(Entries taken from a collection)
# # # # #

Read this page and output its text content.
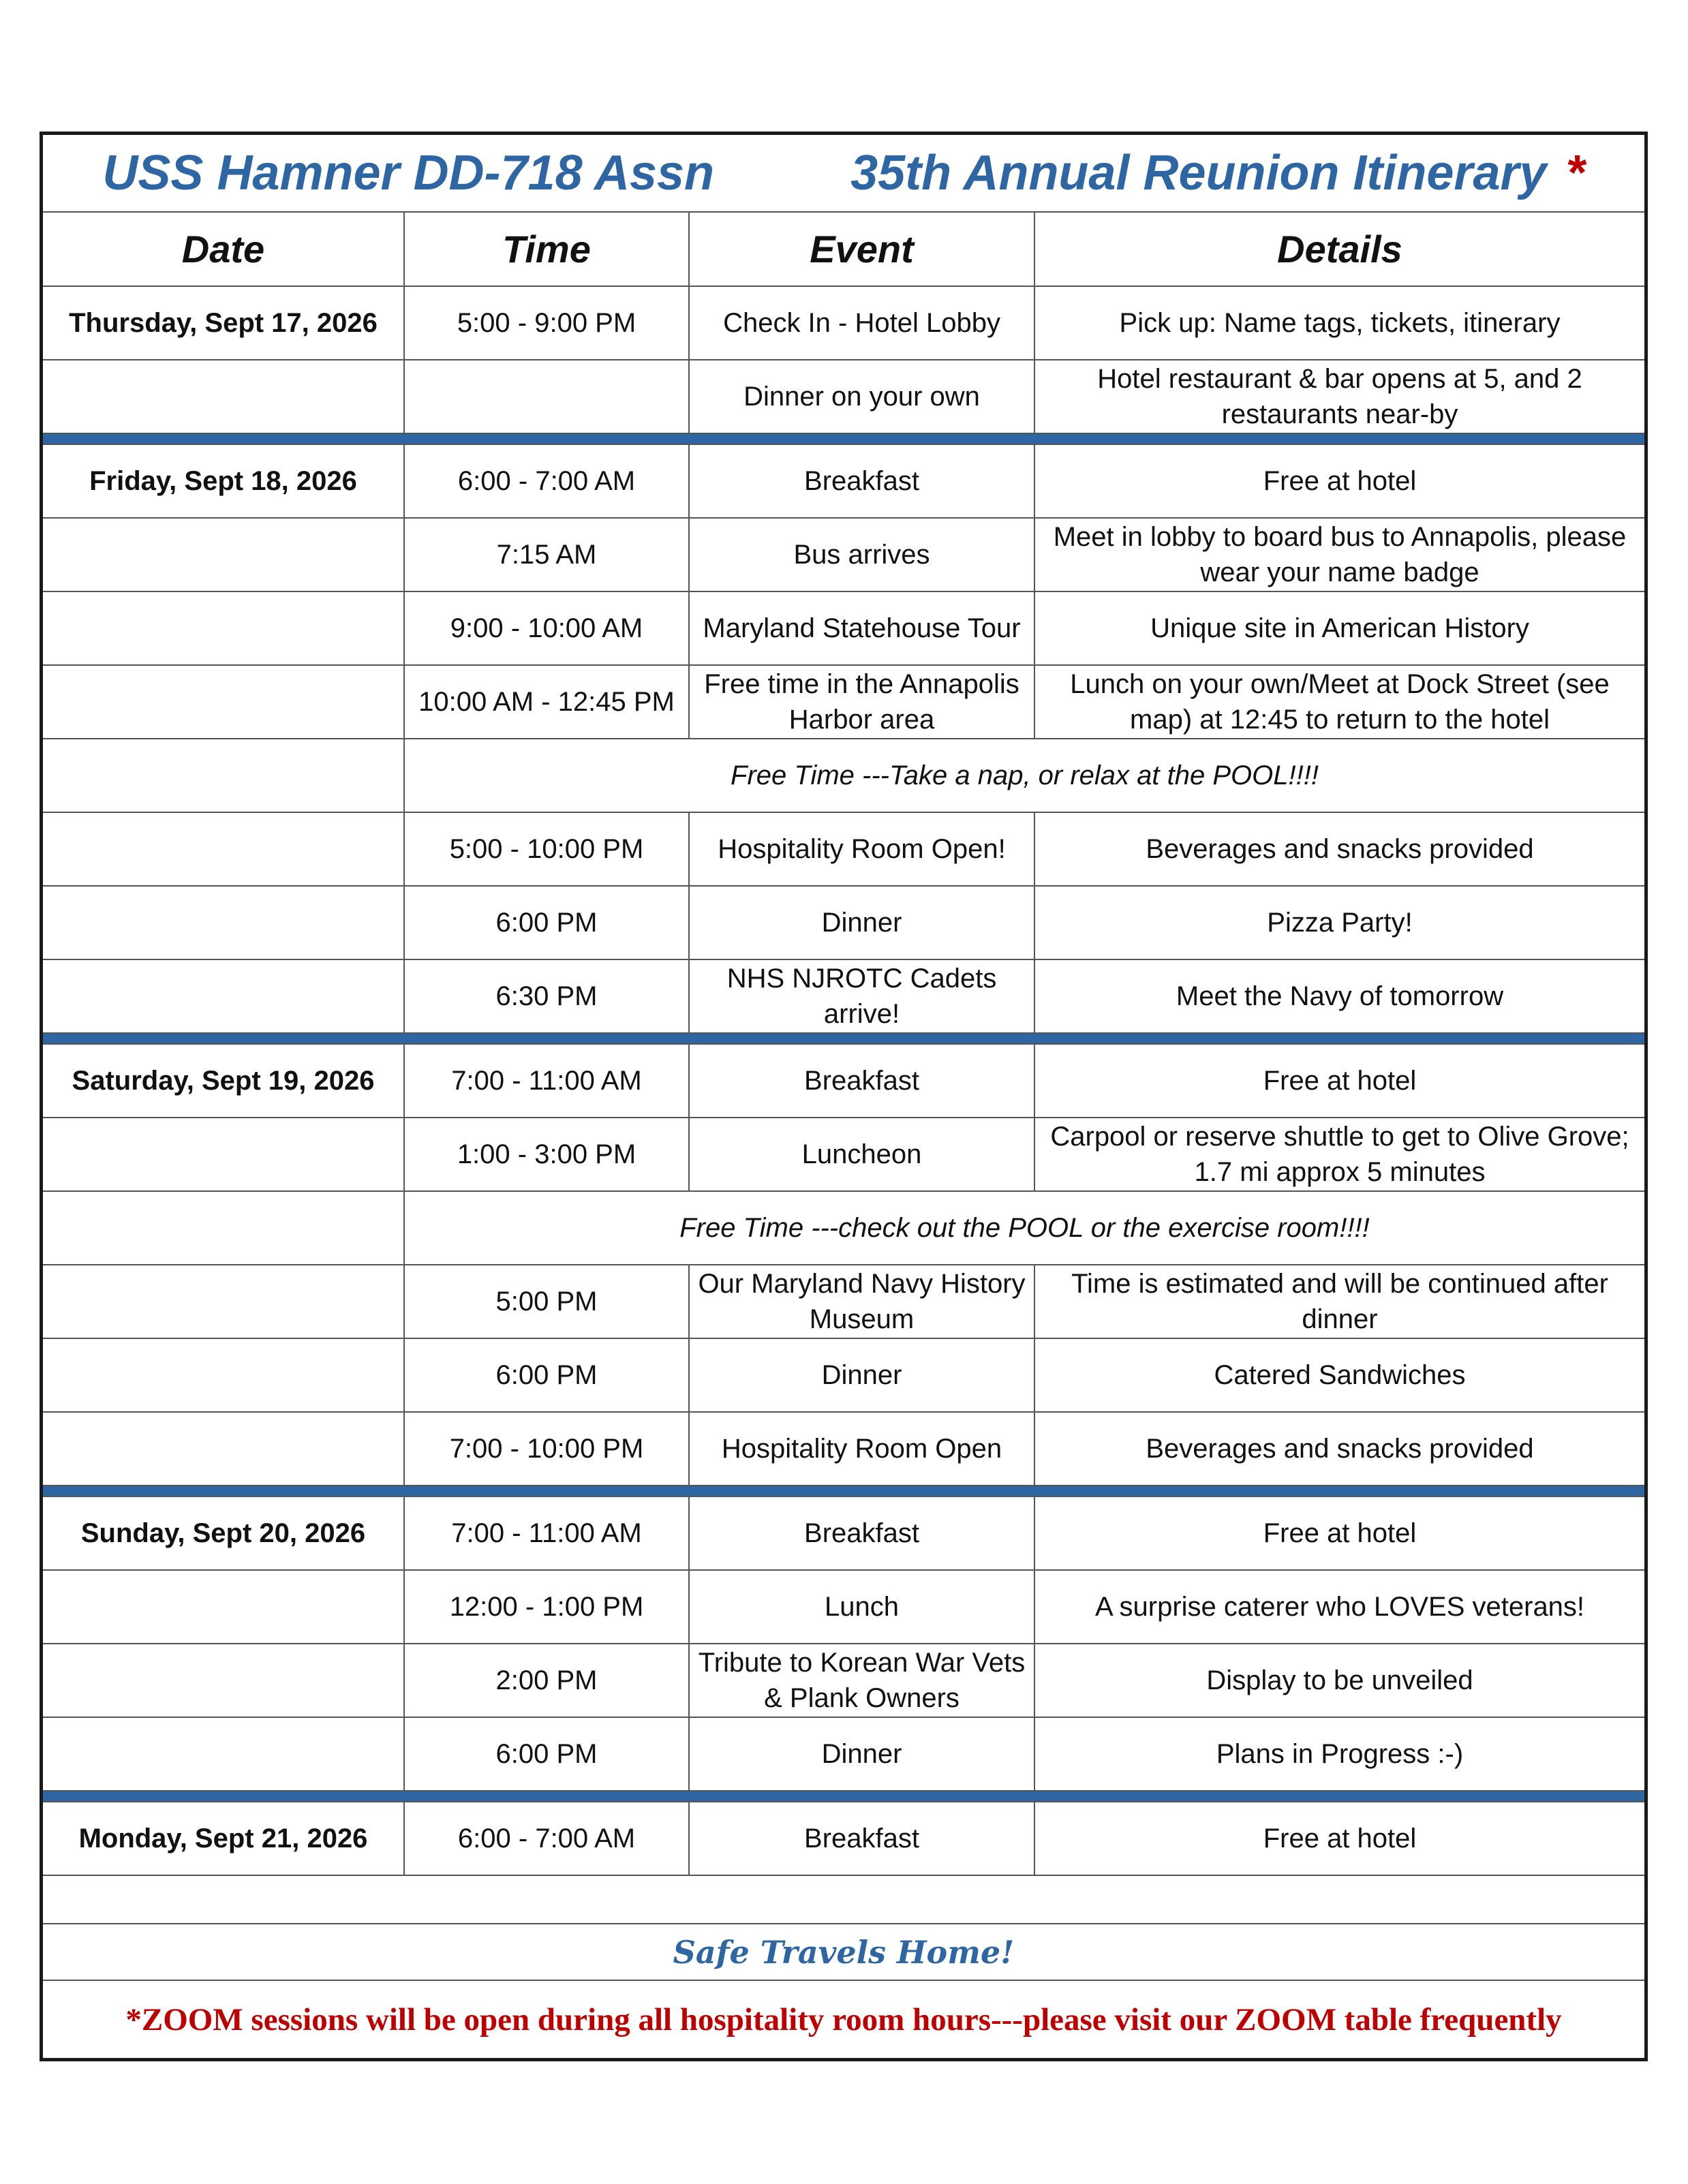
USS Hamner DD-718 Assn	35th Annual Reunion Itinerary *
Date	Time	Event	Details
Thursday, Sept 17, 2026	5:00 - 9:00 PM	Check In - Hotel Lobby	Pick up: Name tags, tickets, itinerary
		Dinner on your own	Hotel restaurant & bar opens at 5, and 2 restaurants near-by

Friday, Sept 18, 2026	6:00 - 7:00 AM	Breakfast	Free at hotel
	7:15 AM	Bus arrives	Meet in lobby to board bus to Annapolis, please wear your name badge
	9:00 - 10:00 AM	Maryland Statehouse Tour	Unique site in American History
	10:00 AM - 12:45 PM	Free time in the Annapolis Harbor area	Lunch on your own/Meet at Dock Street (see map) at 12:45 to return to the hotel
	Free Time ---Take a nap, or relax at the POOL!!!!		
	5:00 - 10:00 PM	Hospitality Room Open!	Beverages and snacks provided
	6:00 PM	Dinner	Pizza Party!
	6:30 PM	NHS NJROTC Cadets arrive!	Meet the Navy of tomorrow

Saturday, Sept 19, 2026	7:00 - 11:00 AM	Breakfast	Free at hotel
	1:00 - 3:00 PM	Luncheon	Carpool or reserve shuttle to get to Olive Grove; 1.7 mi approx 5 minutes
	Free Time ---check out the POOL or the exercise room!!!!		
	5:00 PM	Our Maryland Navy History Museum	Time is estimated and will be continued after dinner
	6:00 PM	Dinner	Catered Sandwiches
	7:00 - 10:00 PM	Hospitality Room Open	Beverages and snacks provided

Sunday, Sept 20, 2026	7:00 - 11:00 AM	Breakfast	Free at hotel
	12:00 - 1:00 PM	Lunch	A surprise caterer who LOVES veterans!
	2:00 PM	Tribute to Korean War Vets & Plank Owners	Display to be unveiled
	6:00 PM	Dinner	Plans in Progress :-)

Monday, Sept 21, 2026	6:00 - 7:00 AM	Breakfast	Free at hotel
Safe Travels Home!
*ZOOM sessions will be open during all hospitality room hours---please visit our ZOOM table frequently
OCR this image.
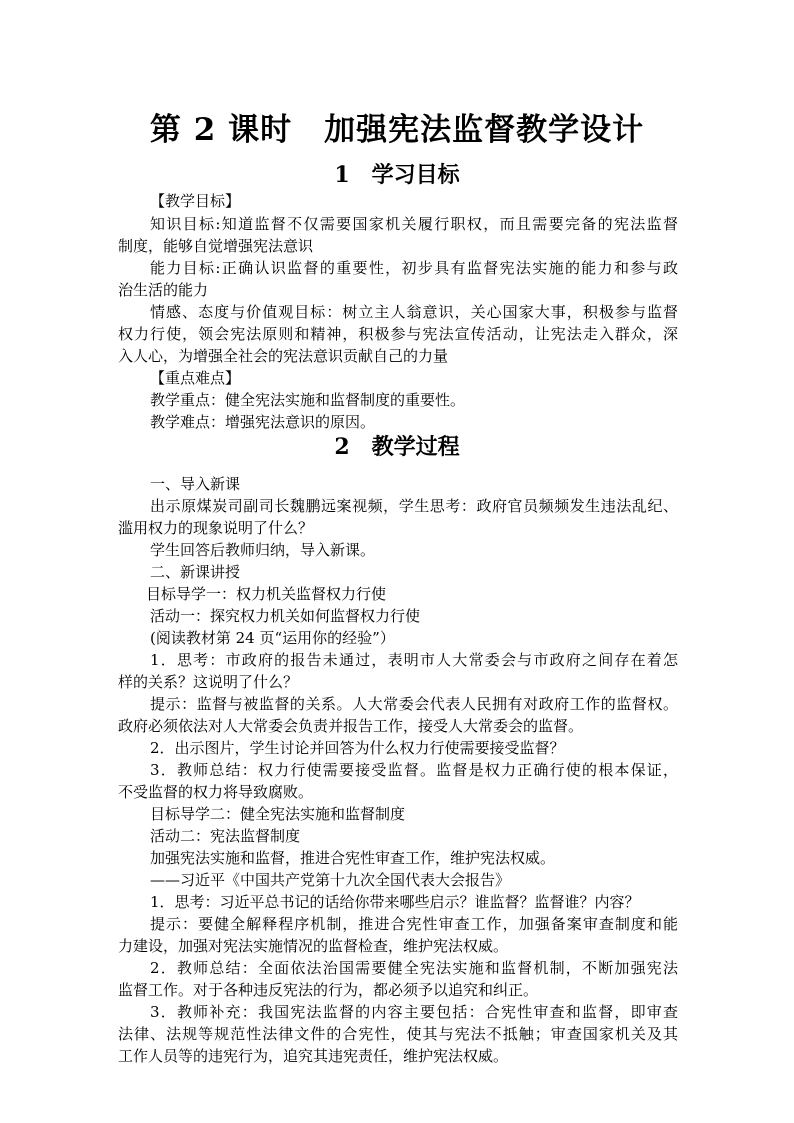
第 2 课时　加强宪法监督教学设计
1　学习目标
2　教学过程
【教学目标】
知识目标:知道监督不仅需要国家机关履行职权，而且需要完备的宪法监督
制度，能够自觉增强宪法意识
能力目标:正确认识监督的重要性，初步具有监督宪法实施的能力和参与政
治生活的能力
情感、态度与价值观目标：树立主人翁意识，关心国家大事，积极参与监督
权力行使，领会宪法原则和精神，积极参与宪法宣传活动，让宪法走入群众，深
入人心，为增强全社会的宪法意识贡献自己的力量
【重点难点】
教学重点：健全宪法实施和监督制度的重要性。
教学难点：增强宪法意识的原因。
一、导入新课
出示原煤炭司副司长魏鹏远案视频，学生思考：政府官员频频发生违法乱纪、
滥用权力的现象说明了什么？
学生回答后教师归纳，导入新课。
二、新课讲授
目标导学一：权力机关监督权力行使
活动一：探究权力机关如何监督权力行使
(阅读教材第 24 页“运用你的经验”）
1．思考：市政府的报告未通过，表明市人大常委会与市政府之间存在着怎
样的关系？这说明了什么？
提示：监督与被监督的关系。人大常委会代表人民拥有对政府工作的监督权。
政府必须依法对人大常委会负责并报告工作，接受人大常委会的监督。
2．出示图片，学生讨论并回答为什么权力行使需要接受监督？
3．教师总结：权力行使需要接受监督。监督是权力正确行使的根本保证，
不受监督的权力将导致腐败。
目标导学二：健全宪法实施和监督制度
活动二：宪法监督制度
加强宪法实施和监督，推进合宪性审查工作，维护宪法权威。
——习近平《中国共产党第十九次全国代表大会报告》
1．思考：习近平总书记的话给你带来哪些启示？谁监督？监督谁？内容？
提示：要健全解释程序机制，推进合宪性审查工作，加强备案审查制度和能
力建设，加强对宪法实施情况的监督检查，维护宪法权威。
2．教师总结：全面依法治国需要健全宪法实施和监督机制，不断加强宪法
监督工作。对于各种违反宪法的行为，都必须予以追究和纠正。
3．教师补充：我国宪法监督的内容主要包括：合宪性审查和监督，即审查
法律、法规等规范性法律文件的合宪性，使其与宪法不抵触；审查国家机关及其
工作人员等的违宪行为，追究其违宪责任，维护宪法权威。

# # # # #

### TASK INSTRUCTIONS
Copy each line of the data above that holds "please".

### SOLUTION FOR THIS EXERCISE
	7:15 AM	Bus arrives	Meet in lobby to board bus to Annapolis, please wear your name badge
*ZOOM sessions will be open during all hospitality room hours---please visit our ZOOM table frequently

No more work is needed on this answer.